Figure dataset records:
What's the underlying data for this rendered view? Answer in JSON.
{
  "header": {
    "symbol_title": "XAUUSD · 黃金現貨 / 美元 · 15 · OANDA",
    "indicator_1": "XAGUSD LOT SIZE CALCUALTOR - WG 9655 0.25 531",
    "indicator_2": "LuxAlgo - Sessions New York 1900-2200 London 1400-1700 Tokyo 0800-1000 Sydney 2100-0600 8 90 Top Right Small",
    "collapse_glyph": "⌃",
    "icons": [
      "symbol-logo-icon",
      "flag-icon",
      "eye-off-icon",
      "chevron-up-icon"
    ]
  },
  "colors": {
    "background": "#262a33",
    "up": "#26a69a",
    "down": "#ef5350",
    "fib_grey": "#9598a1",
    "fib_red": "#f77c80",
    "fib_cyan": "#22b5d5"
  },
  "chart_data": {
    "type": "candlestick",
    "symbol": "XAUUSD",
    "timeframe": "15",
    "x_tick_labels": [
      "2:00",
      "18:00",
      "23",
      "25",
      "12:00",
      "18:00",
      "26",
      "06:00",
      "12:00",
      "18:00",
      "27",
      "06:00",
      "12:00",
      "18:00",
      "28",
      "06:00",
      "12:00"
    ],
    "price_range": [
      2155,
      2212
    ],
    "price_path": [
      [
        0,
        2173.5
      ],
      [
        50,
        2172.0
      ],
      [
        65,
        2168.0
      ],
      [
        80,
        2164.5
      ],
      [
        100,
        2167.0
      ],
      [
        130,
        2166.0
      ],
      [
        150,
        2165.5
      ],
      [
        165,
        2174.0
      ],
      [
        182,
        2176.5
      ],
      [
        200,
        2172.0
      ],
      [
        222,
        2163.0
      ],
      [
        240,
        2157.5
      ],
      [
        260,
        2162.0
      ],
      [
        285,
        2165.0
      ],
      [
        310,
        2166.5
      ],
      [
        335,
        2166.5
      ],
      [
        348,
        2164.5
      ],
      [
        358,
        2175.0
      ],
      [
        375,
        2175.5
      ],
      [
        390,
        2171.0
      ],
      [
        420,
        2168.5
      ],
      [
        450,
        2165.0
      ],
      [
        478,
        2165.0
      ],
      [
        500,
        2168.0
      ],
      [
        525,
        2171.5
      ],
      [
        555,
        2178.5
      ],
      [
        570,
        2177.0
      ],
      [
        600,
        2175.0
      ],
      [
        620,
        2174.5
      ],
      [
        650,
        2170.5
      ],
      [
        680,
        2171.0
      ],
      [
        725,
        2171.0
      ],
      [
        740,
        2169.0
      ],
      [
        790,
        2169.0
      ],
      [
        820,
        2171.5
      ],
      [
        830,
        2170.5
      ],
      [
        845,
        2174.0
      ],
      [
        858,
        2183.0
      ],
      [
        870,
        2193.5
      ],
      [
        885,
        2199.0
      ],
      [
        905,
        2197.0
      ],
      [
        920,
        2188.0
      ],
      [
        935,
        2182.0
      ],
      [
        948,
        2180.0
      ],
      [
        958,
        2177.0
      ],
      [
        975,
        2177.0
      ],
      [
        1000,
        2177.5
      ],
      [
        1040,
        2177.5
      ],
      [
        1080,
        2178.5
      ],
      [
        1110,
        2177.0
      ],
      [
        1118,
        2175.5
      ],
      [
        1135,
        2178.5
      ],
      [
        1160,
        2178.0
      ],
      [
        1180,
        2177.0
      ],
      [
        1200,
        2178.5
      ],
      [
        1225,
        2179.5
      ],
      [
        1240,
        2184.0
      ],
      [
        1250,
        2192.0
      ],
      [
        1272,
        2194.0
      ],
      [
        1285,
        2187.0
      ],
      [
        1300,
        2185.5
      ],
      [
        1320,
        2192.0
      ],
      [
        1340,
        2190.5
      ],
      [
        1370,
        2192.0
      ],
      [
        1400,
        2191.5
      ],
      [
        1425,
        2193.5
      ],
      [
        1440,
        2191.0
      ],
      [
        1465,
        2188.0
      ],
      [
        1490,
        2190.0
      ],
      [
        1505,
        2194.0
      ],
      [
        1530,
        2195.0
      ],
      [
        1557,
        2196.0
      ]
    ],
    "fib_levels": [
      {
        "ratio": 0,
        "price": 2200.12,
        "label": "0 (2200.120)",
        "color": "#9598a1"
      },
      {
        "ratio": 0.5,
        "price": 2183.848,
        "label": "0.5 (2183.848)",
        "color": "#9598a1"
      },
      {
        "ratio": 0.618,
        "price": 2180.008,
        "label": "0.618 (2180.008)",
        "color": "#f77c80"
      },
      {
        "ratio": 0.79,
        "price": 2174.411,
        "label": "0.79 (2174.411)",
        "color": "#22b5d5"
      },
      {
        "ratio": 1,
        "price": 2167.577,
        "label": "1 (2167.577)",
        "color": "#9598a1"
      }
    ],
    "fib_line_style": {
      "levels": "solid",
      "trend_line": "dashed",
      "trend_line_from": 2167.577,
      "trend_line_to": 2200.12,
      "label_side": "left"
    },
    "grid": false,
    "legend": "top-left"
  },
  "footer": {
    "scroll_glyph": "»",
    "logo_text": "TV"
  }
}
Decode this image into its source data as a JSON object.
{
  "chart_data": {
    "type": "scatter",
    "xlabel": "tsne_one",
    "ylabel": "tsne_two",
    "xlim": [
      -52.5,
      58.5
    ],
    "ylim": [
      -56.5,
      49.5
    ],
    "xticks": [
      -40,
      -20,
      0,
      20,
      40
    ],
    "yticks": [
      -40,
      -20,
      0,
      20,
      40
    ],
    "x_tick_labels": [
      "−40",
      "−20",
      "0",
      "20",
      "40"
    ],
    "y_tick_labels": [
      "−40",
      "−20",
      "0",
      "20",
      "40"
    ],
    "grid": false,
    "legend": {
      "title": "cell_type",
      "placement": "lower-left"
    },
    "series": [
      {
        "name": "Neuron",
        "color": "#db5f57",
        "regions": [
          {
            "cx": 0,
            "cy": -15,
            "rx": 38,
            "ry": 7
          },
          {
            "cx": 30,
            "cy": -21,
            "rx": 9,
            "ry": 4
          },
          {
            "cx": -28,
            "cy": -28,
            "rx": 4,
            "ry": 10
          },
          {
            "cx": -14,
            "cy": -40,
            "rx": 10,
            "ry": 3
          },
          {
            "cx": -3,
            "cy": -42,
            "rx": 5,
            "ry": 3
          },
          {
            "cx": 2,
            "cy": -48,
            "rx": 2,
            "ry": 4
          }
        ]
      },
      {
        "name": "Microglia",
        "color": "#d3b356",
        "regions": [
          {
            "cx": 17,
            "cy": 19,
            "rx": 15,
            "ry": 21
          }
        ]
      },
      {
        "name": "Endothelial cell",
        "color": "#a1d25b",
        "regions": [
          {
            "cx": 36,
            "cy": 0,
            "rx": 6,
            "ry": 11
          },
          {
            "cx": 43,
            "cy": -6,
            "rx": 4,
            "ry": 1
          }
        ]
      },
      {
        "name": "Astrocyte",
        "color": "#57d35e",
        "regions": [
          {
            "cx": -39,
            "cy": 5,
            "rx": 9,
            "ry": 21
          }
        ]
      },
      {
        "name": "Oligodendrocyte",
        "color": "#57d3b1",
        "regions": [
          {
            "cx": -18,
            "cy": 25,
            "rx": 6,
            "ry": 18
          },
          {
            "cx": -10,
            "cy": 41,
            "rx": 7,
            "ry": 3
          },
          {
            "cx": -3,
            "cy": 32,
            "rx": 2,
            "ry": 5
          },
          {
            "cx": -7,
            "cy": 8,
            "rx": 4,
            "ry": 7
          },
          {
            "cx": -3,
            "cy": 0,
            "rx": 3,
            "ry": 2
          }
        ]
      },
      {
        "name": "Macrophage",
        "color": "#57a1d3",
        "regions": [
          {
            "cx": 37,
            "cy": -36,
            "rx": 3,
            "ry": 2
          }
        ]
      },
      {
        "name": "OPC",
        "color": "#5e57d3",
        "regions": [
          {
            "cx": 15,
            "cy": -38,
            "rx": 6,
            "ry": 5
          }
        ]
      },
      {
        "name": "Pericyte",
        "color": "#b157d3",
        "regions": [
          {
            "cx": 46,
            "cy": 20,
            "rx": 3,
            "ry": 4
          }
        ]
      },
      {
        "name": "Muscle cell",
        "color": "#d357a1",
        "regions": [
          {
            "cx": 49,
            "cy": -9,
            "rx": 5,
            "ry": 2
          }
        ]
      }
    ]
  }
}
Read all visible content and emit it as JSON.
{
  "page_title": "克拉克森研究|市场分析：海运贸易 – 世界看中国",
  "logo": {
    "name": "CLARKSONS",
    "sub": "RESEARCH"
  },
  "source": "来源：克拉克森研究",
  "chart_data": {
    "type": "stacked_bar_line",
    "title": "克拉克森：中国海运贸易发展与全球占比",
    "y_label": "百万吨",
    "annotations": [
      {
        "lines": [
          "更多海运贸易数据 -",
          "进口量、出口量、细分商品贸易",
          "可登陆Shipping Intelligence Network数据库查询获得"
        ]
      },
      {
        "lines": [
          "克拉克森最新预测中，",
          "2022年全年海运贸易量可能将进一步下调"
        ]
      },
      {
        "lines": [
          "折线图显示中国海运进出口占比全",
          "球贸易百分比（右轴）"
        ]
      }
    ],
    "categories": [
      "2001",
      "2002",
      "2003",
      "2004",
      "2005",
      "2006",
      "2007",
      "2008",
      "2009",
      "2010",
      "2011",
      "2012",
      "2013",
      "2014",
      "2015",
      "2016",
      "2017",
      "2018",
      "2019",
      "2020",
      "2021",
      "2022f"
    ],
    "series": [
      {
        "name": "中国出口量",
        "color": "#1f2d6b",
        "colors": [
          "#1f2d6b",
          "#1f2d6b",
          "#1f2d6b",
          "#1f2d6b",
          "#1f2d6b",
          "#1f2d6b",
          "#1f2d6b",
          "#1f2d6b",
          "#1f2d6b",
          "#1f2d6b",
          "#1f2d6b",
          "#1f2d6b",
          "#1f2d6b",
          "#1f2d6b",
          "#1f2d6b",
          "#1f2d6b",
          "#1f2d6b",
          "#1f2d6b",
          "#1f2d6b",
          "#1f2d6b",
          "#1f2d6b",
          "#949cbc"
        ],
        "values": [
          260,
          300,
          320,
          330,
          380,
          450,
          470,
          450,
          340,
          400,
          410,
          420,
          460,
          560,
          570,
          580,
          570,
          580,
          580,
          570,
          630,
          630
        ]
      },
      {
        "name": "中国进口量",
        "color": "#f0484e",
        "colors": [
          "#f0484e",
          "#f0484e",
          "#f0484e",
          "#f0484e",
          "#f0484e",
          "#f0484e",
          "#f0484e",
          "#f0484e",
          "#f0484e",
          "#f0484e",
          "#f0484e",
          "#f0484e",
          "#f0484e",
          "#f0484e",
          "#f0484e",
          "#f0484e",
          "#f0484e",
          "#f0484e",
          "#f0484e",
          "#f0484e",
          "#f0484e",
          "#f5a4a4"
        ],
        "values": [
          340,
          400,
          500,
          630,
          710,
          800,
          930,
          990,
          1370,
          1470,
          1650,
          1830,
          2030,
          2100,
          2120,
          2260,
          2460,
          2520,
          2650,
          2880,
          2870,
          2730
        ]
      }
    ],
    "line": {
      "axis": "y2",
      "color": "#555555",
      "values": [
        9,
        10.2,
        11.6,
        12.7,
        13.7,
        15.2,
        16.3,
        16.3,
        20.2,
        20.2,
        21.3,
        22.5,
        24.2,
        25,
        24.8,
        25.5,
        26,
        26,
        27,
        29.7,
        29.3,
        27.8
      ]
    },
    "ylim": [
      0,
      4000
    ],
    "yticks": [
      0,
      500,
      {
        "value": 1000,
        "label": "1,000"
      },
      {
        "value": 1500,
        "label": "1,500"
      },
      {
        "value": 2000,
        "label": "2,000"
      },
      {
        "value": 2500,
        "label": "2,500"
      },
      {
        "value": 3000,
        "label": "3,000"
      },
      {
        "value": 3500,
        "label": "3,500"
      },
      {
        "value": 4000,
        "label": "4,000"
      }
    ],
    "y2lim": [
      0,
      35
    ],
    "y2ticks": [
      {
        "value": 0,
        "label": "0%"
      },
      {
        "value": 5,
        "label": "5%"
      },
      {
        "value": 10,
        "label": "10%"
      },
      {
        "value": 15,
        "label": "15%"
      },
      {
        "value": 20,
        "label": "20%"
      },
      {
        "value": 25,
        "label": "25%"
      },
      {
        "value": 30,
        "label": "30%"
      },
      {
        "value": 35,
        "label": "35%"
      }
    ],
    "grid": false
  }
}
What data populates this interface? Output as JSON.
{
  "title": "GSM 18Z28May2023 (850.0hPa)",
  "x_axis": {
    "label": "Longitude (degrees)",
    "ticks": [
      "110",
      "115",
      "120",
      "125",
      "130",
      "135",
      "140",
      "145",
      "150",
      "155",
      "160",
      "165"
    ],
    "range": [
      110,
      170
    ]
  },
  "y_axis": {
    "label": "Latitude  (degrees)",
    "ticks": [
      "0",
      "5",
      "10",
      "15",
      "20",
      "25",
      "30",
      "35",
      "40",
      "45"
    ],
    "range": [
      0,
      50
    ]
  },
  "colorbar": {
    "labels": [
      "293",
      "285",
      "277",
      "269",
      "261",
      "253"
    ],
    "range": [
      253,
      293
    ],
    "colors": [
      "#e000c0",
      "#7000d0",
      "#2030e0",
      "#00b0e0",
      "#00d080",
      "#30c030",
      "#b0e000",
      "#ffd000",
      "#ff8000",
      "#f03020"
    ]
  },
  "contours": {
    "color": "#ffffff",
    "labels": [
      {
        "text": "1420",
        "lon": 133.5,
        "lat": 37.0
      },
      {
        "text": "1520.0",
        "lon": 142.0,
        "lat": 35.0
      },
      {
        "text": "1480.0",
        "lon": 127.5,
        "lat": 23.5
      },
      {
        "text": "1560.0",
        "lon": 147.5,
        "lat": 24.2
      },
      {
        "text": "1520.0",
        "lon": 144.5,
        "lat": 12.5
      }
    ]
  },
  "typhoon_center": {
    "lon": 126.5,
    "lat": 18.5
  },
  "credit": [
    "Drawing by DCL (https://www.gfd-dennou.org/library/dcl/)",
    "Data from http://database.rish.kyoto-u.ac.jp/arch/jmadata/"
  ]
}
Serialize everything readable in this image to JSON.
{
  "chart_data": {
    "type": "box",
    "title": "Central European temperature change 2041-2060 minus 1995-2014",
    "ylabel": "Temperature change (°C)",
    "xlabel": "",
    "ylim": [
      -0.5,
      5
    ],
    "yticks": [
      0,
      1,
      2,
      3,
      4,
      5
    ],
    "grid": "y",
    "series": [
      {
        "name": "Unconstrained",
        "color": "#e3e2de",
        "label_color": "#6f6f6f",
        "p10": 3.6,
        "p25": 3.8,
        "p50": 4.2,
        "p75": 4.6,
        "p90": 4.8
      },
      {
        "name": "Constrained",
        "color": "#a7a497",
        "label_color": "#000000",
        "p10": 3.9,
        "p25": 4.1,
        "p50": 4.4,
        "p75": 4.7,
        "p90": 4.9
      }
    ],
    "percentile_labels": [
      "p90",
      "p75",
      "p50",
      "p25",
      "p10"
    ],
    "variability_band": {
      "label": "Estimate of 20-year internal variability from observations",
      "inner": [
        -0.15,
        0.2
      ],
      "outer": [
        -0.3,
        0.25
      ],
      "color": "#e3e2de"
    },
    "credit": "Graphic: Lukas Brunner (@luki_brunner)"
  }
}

GIVEN EXERCISE: Take each line containing the string "this" and copy it out.

THE RESPONSE:
What's the underlying data for this rendered view? Answer in JSON.
Decode this image into its source data as a JSON object.
What data populates this interface? Output as JSON.
Serialize everything readable in this image to JSON.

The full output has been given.